Problem details:
Can you quote the records below in full, word for word?

══ Record excerpts ══

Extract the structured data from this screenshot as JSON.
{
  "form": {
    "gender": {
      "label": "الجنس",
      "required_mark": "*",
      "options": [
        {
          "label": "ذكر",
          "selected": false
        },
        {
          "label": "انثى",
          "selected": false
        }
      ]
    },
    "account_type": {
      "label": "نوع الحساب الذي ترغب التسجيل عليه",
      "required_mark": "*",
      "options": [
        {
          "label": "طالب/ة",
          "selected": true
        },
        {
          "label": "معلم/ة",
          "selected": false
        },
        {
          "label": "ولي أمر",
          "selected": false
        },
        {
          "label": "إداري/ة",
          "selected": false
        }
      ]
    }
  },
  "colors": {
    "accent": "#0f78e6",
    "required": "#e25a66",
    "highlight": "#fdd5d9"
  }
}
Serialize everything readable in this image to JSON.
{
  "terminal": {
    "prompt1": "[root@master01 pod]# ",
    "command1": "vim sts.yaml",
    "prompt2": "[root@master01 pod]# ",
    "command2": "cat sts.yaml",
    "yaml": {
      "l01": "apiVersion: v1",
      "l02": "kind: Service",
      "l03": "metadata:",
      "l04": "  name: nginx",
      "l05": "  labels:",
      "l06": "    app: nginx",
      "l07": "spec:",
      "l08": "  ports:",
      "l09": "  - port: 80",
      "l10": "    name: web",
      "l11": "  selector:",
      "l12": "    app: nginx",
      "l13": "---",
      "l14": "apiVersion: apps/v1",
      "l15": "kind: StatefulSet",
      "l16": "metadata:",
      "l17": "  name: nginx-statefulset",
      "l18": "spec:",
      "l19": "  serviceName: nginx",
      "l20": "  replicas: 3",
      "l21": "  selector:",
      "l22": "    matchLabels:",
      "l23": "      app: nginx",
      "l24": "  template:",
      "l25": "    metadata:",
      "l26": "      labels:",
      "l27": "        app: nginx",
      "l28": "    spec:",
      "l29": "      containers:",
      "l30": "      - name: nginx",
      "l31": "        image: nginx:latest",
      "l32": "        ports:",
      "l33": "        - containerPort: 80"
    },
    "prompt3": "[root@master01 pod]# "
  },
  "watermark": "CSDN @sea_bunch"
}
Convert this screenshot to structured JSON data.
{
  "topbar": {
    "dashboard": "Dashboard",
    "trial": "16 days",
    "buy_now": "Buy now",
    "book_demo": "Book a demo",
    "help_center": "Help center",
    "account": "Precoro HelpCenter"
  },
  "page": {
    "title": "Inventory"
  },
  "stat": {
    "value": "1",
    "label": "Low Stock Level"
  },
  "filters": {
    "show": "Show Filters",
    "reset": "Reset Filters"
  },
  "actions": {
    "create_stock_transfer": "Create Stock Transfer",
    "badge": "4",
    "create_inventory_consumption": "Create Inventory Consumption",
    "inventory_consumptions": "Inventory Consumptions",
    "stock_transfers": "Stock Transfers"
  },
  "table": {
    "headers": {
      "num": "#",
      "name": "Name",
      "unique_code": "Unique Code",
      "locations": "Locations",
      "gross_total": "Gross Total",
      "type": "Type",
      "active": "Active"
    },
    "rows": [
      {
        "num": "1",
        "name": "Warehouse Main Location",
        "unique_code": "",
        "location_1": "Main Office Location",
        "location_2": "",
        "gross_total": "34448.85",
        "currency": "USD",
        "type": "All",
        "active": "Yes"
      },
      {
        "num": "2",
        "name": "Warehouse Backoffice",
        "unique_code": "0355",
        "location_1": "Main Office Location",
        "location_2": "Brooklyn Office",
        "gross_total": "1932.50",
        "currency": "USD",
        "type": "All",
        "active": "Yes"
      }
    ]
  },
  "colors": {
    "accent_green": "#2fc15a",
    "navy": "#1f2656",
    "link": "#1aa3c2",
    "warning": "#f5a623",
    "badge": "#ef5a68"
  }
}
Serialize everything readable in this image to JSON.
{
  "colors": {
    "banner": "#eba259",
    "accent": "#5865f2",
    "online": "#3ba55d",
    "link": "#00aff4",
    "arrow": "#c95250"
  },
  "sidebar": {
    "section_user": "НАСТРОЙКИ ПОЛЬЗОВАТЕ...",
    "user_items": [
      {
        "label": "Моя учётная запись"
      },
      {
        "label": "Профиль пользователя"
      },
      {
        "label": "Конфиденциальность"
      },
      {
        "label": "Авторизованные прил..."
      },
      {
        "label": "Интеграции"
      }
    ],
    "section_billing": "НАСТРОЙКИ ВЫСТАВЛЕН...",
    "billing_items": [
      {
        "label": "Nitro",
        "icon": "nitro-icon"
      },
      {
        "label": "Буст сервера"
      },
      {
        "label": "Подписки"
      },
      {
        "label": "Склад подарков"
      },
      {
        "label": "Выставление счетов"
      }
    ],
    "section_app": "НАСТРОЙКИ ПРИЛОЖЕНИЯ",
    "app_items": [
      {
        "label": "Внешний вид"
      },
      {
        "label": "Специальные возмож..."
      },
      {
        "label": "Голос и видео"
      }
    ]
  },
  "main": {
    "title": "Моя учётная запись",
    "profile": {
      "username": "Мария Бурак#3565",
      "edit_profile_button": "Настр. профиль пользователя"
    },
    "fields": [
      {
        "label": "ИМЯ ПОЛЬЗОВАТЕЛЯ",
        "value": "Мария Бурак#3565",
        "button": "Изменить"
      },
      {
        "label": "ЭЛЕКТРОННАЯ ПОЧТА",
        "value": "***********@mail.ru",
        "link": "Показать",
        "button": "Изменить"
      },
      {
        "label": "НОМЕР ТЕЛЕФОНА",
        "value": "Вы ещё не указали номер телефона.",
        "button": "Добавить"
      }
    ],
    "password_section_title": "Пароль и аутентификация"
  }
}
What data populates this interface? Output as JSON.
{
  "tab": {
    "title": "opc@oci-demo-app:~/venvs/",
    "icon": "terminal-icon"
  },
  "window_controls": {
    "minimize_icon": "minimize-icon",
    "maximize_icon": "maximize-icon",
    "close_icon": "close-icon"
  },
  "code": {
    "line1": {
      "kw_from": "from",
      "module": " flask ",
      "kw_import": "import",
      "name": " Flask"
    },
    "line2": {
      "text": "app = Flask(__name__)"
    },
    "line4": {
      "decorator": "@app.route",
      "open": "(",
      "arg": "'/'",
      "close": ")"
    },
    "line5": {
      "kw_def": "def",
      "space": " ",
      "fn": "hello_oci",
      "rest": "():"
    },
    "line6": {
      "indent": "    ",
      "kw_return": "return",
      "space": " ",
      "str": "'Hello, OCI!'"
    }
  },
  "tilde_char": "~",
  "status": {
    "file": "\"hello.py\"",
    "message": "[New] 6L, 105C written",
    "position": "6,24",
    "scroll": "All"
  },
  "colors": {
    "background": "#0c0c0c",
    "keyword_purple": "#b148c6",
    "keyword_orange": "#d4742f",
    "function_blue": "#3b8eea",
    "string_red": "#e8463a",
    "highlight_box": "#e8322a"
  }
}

═══

Correct response:
Extract the structured data from this screenshot as JSON.
{
  "form": {
    "gender": {
      "label": "الجنس",
      "required_mark": "*",
      "options": [
        {
          "label": "ذكر",
          "selected": false
        },
        {
          "label": "انثى",
          "selected": false
        }
      ]
    },
    "account_type": {
      "label": "نوع الحساب الذي ترغب التسجيل عليه",
      "required_mark": "*",
      "options": [
        {
          "label": "طالب/ة",
          "selected": true
        },
        {
          "label": "معلم/ة",
          "selected": false
        },
        {
          "label": "ولي أمر",
          "selected": false
        },
        {
          "label": "إداري/ة",
          "selected": false
        }
      ]
    }
  },
  "colors": {
    "accent": "#0f78e6",
    "required": "#e25a66",
    "highlight": "#fdd5d9"
  }
}
Serialize everything readable in this image to JSON.
{
  "terminal": {
    "prompt1": "[root@master01 pod]# ",
    "command1": "vim sts.yaml",
    "prompt2": "[root@master01 pod]# ",
    "command2": "cat sts.yaml",
    "yaml": {
      "l01": "apiVersion: v1",
      "l02": "kind: Service",
      "l03": "metadata:",
      "l04": "  name: nginx",
      "l05": "  labels:",
      "l06": "    app: nginx",
      "l07": "spec:",
      "l08": "  ports:",
      "l09": "  - port: 80",
      "l10": "    name: web",
      "l11": "  selector:",
      "l12": "    app: nginx",
      "l13": "---",
      "l14": "apiVersion: apps/v1",
      "l15": "kind: StatefulSet",
      "l16": "metadata:",
      "l17": "  name: nginx-statefulset",
      "l18": "spec:",
      "l19": "  serviceName: nginx",
      "l20": "  replicas: 3",
      "l21": "  selector:",
      "l22": "    matchLabels:",
      "l23": "      app: nginx",
      "l24": "  template:",
      "l25": "    metadata:",
      "l26": "      labels:",
      "l27": "        app: nginx",
      "l28": "    spec:",
      "l29": "      containers:",
      "l30": "      - name: nginx",
      "l31": "        image: nginx:latest",
      "l32": "        ports:",
      "l33": "        - containerPort: 80"
    },
    "prompt3": "[root@master01 pod]# "
  },
  "watermark": "CSDN @sea_bunch"
}
Convert this screenshot to structured JSON data.
{
  "topbar": {
    "dashboard": "Dashboard",
    "trial": "16 days",
    "buy_now": "Buy now",
    "book_demo": "Book a demo",
    "help_center": "Help center",
    "account": "Precoro HelpCenter"
  },
  "page": {
    "title": "Inventory"
  },
  "stat": {
    "value": "1",
    "label": "Low Stock Level"
  },
  "filters": {
    "show": "Show Filters",
    "reset": "Reset Filters"
  },
  "actions": {
    "create_stock_transfer": "Create Stock Transfer",
    "badge": "4",
    "create_inventory_consumption": "Create Inventory Consumption",
    "inventory_consumptions": "Inventory Consumptions",
    "stock_transfers": "Stock Transfers"
  },
  "table": {
    "headers": {
      "num": "#",
      "name": "Name",
      "unique_code": "Unique Code",
      "locations": "Locations",
      "gross_total": "Gross Total",
      "type": "Type",
      "active": "Active"
    },
    "rows": [
      {
        "num": "1",
        "name": "Warehouse Main Location",
        "unique_code": "",
        "location_1": "Main Office Location",
        "location_2": "",
        "gross_total": "34448.85",
        "currency": "USD",
        "type": "All",
        "active": "Yes"
      },
      {
        "num": "2",
        "name": "Warehouse Backoffice",
        "unique_code": "0355",
        "location_1": "Main Office Location",
        "location_2": "Brooklyn Office",
        "gross_total": "1932.50",
        "currency": "USD",
        "type": "All",
        "active": "Yes"
      }
    ]
  },
  "colors": {
    "accent_green": "#2fc15a",
    "navy": "#1f2656",
    "link": "#1aa3c2",
    "warning": "#f5a623",
    "badge": "#ef5a68"
  }
}
Serialize everything readable in this image to JSON.
{
  "colors": {
    "banner": "#eba259",
    "accent": "#5865f2",
    "online": "#3ba55d",
    "link": "#00aff4",
    "arrow": "#c95250"
  },
  "sidebar": {
    "section_user": "НАСТРОЙКИ ПОЛЬЗОВАТЕ...",
    "user_items": [
      {
        "label": "Моя учётная запись"
      },
      {
        "label": "Профиль пользователя"
      },
      {
        "label": "Конфиденциальность"
      },
      {
        "label": "Авторизованные прил..."
      },
      {
        "label": "Интеграции"
      }
    ],
    "section_billing": "НАСТРОЙКИ ВЫСТАВЛЕН...",
    "billing_items": [
      {
        "label": "Nitro",
        "icon": "nitro-icon"
      },
      {
        "label": "Буст сервера"
      },
      {
        "label": "Подписки"
      },
      {
        "label": "Склад подарков"
      },
      {
        "label": "Выставление счетов"
      }
    ],
    "section_app": "НАСТРОЙКИ ПРИЛОЖЕНИЯ",
    "app_items": [
      {
        "label": "Внешний вид"
      },
      {
        "label": "Специальные возмож..."
      },
      {
        "label": "Голос и видео"
      }
    ]
  },
  "main": {
    "title": "Моя учётная запись",
    "profile": {
      "username": "Мария Бурак#3565",
      "edit_profile_button": "Настр. профиль пользователя"
    },
    "fields": [
      {
        "label": "ИМЯ ПОЛЬЗОВАТЕЛЯ",
        "value": "Мария Бурак#3565",
        "button": "Изменить"
      },
      {
        "label": "ЭЛЕКТРОННАЯ ПОЧТА",
        "value": "***********@mail.ru",
        "link": "Показать",
        "button": "Изменить"
      },
      {
        "label": "НОМЕР ТЕЛЕФОНА",
        "value": "Вы ещё не указали номер телефона.",
        "button": "Добавить"
      }
    ],
    "password_section_title": "Пароль и аутентификация"
  }
}
What data populates this interface? Output as JSON.
{
  "tab": {
    "title": "opc@oci-demo-app:~/venvs/",
    "icon": "terminal-icon"
  },
  "window_controls": {
    "minimize_icon": "minimize-icon",
    "maximize_icon": "maximize-icon",
    "close_icon": "close-icon"
  },
  "code": {
    "line1": {
      "kw_from": "from",
      "module": " flask ",
      "kw_import": "import",
      "name": " Flask"
    },
    "line2": {
      "text": "app = Flask(__name__)"
    },
    "line4": {
      "decorator": "@app.route",
      "open": "(",
      "arg": "'/'",
      "close": ")"
    },
    "line5": {
      "kw_def": "def",
      "space": " ",
      "fn": "hello_oci",
      "rest": "():"
    },
    "line6": {
      "indent": "    ",
      "kw_return": "return",
      "space": " ",
      "str": "'Hello, OCI!'"
    }
  },
  "tilde_char": "~",
  "status": {
    "file": "\"hello.py\"",
    "message": "[New] 6L, 105C written",
    "position": "6,24",
    "scroll": "All"
  },
  "colors": {
    "background": "#0c0c0c",
    "keyword_purple": "#b148c6",
    "keyword_orange": "#d4742f",
    "function_blue": "#3b8eea",
    "string_red": "#e8463a",
    "highlight_box": "#e8322a"
  }
}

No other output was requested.